Stored data entries:
>> BEGIN
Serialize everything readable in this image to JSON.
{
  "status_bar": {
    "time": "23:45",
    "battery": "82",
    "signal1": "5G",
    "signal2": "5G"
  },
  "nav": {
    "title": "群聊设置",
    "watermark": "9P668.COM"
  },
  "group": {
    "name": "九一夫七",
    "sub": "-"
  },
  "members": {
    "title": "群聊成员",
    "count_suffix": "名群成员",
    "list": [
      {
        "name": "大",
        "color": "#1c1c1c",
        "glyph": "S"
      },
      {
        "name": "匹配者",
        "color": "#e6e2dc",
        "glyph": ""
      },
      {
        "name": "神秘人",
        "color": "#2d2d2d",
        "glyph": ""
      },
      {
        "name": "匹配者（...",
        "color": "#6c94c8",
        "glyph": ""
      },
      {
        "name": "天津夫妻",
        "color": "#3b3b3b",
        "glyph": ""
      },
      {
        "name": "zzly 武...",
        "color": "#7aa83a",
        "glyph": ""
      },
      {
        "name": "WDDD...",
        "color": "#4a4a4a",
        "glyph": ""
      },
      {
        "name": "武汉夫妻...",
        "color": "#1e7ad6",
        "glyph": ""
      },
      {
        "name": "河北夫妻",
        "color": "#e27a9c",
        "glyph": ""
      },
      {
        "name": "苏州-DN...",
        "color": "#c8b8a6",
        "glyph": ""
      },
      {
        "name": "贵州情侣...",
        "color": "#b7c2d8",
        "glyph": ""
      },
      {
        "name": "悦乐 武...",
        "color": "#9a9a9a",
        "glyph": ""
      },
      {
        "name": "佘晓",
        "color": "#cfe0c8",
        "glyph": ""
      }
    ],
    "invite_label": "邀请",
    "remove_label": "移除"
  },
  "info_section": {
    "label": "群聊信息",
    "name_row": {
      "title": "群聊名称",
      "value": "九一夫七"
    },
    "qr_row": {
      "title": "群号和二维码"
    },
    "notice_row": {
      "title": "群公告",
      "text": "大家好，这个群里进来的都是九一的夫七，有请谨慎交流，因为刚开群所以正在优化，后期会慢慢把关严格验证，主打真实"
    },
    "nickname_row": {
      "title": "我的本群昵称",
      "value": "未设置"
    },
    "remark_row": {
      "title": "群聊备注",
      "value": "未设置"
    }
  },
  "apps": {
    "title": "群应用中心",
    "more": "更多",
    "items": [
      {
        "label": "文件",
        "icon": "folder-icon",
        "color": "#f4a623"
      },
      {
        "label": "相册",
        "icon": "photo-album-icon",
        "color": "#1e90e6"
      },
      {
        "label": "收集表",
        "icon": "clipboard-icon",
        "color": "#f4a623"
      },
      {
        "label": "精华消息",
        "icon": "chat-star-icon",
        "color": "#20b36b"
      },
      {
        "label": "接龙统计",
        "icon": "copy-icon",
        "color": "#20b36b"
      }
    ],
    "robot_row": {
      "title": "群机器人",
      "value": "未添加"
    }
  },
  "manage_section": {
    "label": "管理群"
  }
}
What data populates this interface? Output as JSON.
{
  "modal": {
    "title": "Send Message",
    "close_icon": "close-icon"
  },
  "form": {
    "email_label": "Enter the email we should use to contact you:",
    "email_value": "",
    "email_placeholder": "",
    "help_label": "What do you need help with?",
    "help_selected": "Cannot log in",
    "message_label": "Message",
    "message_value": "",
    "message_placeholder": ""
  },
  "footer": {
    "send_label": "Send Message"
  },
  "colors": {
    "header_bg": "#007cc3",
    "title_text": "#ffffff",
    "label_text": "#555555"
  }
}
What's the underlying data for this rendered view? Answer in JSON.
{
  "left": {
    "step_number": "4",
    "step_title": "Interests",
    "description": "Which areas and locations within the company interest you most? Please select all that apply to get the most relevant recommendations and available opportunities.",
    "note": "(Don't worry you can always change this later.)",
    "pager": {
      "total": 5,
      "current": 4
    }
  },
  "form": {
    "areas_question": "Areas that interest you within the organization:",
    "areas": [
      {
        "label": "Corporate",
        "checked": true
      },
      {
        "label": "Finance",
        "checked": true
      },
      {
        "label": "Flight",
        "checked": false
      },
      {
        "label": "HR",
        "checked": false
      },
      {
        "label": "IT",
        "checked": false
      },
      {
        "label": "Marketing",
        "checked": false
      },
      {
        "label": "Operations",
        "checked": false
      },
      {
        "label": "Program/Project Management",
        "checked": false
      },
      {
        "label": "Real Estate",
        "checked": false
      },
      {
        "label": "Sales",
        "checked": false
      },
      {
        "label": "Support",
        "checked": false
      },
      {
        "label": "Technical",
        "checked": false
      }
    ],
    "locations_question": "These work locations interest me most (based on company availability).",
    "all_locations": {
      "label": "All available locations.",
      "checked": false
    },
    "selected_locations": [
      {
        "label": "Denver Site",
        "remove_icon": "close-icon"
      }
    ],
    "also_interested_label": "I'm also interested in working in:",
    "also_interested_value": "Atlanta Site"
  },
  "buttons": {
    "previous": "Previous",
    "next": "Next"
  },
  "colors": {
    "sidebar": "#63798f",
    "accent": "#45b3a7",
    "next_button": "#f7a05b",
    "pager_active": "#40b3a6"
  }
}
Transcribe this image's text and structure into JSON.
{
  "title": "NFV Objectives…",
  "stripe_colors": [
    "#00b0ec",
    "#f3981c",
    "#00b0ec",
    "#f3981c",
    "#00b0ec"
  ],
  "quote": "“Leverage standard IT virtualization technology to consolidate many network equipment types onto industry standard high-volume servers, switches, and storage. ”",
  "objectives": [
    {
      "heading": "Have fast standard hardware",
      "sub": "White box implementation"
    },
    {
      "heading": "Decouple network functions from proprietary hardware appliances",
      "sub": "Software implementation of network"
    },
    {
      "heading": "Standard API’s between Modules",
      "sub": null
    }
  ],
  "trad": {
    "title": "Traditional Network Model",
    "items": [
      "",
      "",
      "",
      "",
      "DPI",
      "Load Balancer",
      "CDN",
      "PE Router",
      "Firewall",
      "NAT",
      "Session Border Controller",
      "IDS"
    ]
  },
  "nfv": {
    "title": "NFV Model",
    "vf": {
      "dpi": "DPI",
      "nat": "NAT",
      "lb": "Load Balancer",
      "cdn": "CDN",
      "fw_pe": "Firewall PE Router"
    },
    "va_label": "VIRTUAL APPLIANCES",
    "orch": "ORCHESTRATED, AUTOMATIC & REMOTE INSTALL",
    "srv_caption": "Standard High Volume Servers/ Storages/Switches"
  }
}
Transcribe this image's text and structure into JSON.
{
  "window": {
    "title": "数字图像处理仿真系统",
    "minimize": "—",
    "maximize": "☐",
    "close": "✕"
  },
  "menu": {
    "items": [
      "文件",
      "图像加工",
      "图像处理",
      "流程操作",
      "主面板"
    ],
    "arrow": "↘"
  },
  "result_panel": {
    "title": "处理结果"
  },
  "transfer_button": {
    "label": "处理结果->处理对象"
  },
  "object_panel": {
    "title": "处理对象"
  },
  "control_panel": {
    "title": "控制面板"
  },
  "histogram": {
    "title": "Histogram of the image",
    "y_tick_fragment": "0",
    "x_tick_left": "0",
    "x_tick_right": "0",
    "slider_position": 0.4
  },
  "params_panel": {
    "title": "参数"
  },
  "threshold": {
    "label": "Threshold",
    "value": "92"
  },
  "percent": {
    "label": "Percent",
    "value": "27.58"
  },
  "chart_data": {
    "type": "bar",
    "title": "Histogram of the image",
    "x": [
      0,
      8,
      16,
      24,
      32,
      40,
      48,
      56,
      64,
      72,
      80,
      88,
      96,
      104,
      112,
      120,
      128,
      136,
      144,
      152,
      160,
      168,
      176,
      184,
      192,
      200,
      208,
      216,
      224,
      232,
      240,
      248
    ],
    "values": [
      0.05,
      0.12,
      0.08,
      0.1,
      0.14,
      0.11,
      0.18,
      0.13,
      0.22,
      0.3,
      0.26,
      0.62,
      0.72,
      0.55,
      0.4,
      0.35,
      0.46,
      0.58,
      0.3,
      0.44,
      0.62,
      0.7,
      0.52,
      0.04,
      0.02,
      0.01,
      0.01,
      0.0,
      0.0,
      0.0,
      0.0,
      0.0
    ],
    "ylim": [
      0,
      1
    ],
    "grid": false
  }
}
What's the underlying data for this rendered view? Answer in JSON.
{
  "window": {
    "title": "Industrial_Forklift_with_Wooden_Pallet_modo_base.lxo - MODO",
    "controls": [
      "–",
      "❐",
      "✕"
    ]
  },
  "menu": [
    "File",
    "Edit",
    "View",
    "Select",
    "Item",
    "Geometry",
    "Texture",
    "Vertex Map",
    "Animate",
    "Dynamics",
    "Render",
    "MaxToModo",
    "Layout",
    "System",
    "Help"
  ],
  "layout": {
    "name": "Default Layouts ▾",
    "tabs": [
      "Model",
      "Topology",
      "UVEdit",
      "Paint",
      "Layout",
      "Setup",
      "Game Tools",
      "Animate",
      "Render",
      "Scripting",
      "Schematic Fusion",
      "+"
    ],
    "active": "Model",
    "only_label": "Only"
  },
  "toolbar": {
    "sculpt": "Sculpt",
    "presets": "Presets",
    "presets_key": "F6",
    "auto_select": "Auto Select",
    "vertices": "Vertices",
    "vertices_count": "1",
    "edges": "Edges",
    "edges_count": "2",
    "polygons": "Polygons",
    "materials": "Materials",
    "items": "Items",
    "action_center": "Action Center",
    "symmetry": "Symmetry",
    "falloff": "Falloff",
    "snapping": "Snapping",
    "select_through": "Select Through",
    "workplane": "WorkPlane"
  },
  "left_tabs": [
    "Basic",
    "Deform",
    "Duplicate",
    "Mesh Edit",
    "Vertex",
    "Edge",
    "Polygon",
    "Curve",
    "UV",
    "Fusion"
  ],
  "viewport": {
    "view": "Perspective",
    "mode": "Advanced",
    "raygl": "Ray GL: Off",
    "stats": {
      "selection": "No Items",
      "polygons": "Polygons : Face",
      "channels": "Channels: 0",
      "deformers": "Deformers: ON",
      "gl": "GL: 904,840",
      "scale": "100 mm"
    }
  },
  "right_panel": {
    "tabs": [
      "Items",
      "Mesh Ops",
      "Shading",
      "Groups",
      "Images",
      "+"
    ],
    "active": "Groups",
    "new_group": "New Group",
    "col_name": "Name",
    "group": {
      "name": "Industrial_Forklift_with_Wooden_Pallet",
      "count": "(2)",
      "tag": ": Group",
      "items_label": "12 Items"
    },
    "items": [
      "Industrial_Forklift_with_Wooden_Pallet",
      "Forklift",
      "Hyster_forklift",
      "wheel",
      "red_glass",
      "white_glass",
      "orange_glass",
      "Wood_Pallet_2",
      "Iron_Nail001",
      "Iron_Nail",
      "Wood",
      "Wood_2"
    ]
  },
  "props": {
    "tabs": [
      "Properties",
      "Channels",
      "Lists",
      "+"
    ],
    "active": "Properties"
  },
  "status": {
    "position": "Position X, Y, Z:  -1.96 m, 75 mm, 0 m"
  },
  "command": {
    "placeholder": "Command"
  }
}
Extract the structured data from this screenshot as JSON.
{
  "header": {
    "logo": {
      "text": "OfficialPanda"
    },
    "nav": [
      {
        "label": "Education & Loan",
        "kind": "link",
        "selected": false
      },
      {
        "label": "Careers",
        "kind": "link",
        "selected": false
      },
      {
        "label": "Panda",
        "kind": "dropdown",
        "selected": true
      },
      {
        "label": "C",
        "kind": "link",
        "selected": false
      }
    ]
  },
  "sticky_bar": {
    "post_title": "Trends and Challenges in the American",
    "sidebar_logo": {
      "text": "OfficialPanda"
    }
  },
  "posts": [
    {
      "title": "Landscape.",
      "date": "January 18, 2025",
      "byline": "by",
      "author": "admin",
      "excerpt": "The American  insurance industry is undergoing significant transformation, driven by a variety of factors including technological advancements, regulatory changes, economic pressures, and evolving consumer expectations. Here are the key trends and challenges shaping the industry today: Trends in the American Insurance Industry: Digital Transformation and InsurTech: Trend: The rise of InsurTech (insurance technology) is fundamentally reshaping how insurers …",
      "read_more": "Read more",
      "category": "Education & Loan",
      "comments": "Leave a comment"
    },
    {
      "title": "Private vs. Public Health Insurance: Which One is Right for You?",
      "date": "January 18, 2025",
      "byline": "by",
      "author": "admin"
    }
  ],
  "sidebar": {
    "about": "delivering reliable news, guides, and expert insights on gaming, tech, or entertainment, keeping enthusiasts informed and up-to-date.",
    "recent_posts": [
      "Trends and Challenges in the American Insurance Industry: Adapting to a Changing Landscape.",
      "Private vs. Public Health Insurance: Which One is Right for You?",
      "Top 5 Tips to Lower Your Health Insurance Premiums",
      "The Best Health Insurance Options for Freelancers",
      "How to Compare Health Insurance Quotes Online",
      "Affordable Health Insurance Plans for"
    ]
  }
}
>> END
Extract all lines that hold the word "Send".

Full solution:
    "title": "Send Message",
    "send_label": "Send Message"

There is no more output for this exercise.